(What is being asked) Reproduce every entry that follows word for word, but omit the images.

(Task material)

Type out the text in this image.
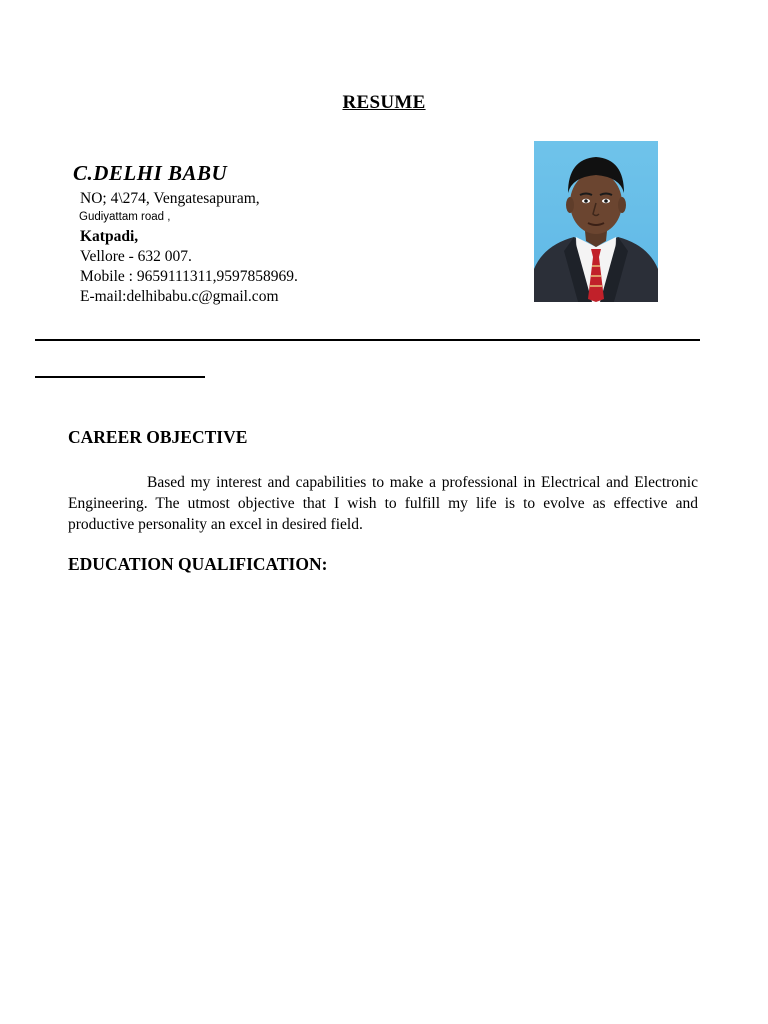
RESUME
C.DELHI BABU
NO; 4\274, Vengatesapuram,
Gudiyattam road ,
Katpadi,
Vellore - 632 007.
Mobile : 9659111311,9597858969.
E-mail:delhibabu.c@gmail.com
CAREER OBJECTIVE
Based my interest and capabilities to make a professional in Electrical and Electronic Engineering. The utmost objective that I wish to fulfill my life is to evolve as effective and productive personality an excel in desired field.
EDUCATION QUALIFICATION:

(Finished exercise)
Type out the text in this image.
RESUME
C.DELHI BABU
NO; 4\274, Vengatesapuram,
Gudiyattam road ,
Katpadi,
Vellore - 632 007.
Mobile : 9659111311,9597858969.
E-mail:delhibabu.c@gmail.com
CAREER OBJECTIVE
Based my interest and capabilities to make a professional in Electrical and Electronic Engineering. The utmost objective that I wish to fulfill my life is to evolve as effective and productive personality an excel in desired field.
EDUCATION QUALIFICATION:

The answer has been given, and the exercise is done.